▸ **Exercise instructions**: List each line of the data that holds the string "środków".

Start of Source data

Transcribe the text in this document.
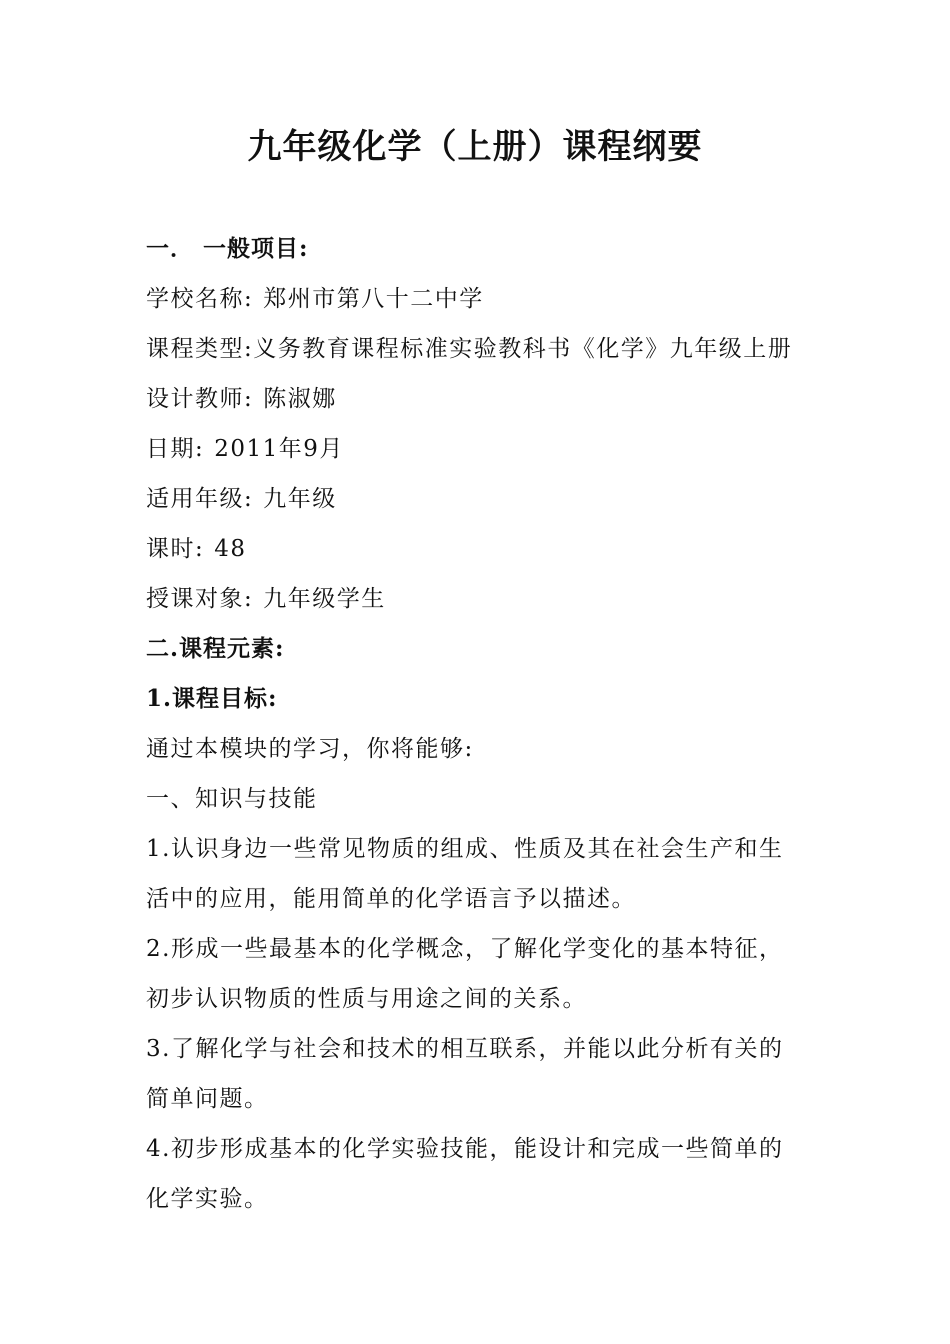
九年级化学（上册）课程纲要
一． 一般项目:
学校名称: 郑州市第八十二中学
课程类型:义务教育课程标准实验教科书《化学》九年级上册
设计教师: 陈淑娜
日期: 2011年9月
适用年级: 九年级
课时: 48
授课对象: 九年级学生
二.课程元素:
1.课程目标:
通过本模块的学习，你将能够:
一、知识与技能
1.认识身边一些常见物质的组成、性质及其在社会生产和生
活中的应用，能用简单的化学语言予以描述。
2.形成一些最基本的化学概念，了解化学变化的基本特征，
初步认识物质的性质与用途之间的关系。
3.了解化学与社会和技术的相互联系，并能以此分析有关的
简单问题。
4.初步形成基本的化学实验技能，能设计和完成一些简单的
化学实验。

End of Source data
Start of Source data

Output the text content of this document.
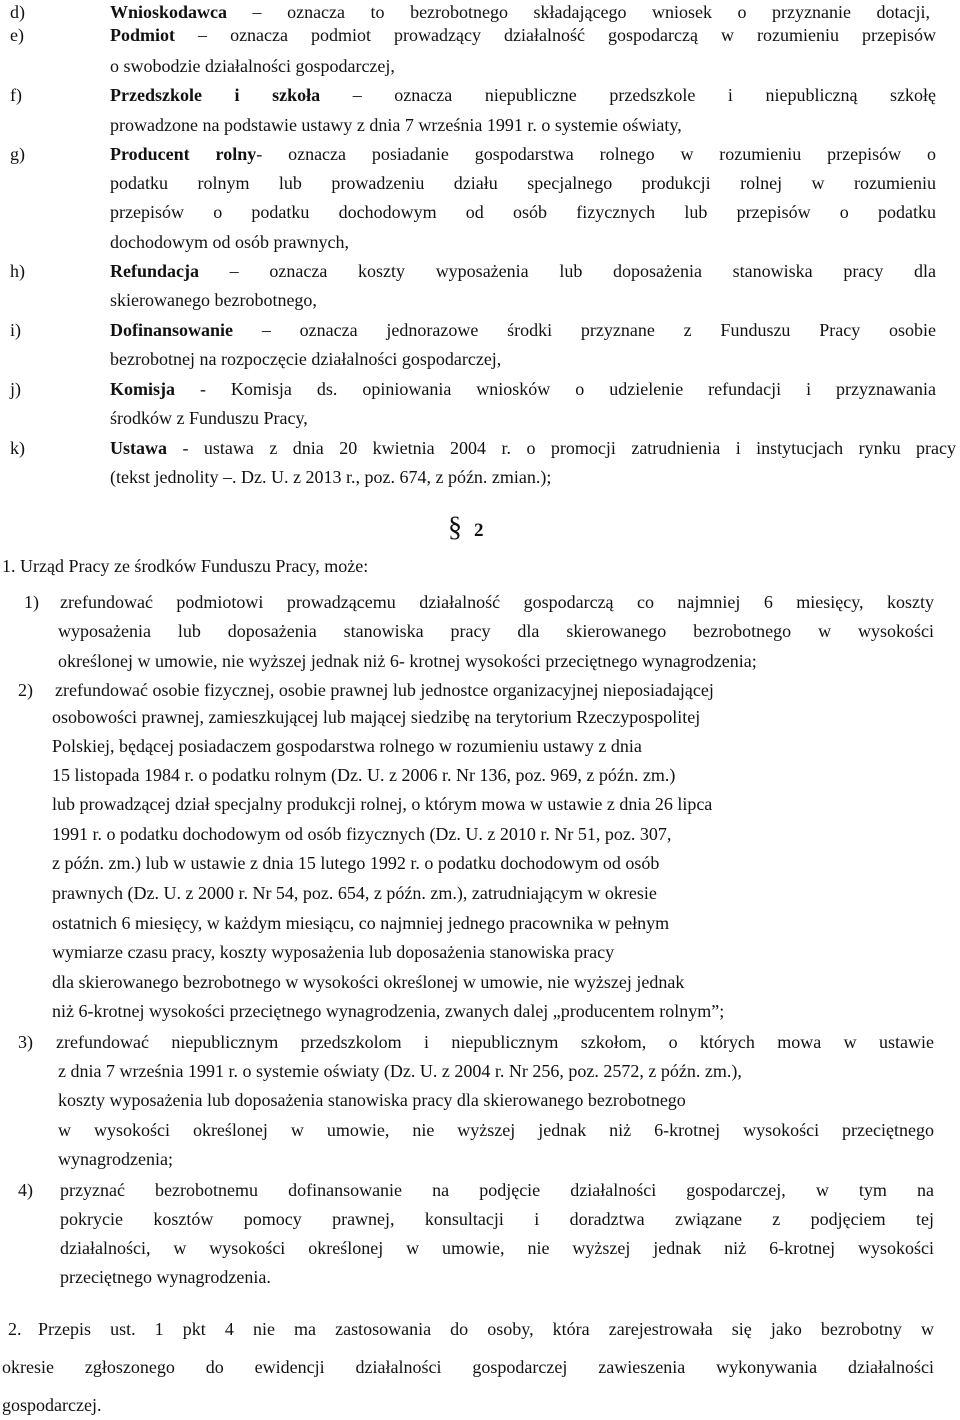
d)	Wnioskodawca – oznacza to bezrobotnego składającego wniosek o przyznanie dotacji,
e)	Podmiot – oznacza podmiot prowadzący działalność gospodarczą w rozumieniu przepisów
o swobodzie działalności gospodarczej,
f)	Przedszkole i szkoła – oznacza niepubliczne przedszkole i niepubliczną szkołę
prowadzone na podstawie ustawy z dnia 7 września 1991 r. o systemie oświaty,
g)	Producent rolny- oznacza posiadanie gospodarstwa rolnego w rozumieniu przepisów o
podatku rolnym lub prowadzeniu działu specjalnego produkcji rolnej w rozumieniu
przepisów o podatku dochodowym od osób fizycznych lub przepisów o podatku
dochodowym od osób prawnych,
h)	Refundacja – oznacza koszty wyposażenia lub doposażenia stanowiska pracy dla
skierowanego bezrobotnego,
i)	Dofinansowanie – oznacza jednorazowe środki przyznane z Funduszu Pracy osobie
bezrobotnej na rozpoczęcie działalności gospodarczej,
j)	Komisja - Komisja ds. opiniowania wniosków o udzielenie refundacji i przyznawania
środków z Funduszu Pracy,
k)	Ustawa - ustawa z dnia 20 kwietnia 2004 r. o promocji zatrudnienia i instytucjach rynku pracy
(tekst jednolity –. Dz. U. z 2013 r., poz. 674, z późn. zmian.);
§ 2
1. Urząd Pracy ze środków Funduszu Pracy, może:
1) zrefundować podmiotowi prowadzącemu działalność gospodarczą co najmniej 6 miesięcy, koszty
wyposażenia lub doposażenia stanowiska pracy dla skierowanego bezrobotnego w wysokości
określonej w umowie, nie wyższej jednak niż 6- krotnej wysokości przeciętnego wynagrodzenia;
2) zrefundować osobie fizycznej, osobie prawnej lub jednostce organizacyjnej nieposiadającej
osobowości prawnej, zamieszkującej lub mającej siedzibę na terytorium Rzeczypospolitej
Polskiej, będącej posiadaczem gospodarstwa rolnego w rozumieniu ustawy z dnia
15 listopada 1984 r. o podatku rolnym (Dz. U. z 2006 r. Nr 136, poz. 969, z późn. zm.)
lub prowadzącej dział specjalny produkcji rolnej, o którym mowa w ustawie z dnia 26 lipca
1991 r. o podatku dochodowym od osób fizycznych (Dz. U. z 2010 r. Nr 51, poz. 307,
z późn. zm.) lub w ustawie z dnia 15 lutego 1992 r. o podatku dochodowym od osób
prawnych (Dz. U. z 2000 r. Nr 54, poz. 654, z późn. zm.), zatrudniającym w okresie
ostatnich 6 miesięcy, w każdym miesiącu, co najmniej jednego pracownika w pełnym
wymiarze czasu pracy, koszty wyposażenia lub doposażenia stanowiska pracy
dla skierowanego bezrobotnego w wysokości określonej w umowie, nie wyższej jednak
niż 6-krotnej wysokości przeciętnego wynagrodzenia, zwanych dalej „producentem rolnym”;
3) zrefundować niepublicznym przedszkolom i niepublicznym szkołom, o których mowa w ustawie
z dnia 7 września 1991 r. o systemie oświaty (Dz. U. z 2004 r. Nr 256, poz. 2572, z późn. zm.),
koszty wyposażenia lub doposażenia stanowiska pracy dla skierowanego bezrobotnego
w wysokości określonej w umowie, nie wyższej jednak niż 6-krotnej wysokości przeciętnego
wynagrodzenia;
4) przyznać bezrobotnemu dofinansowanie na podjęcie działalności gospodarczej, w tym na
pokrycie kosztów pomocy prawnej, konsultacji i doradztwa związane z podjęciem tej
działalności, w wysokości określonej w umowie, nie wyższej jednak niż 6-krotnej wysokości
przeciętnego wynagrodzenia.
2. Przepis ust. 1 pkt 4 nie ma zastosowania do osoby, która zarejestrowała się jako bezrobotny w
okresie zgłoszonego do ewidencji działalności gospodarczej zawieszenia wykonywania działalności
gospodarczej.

End of Source data

▸ **Output**:
środków z Funduszu Pracy,
1. Urząd Pracy ze środków Funduszu Pracy, może:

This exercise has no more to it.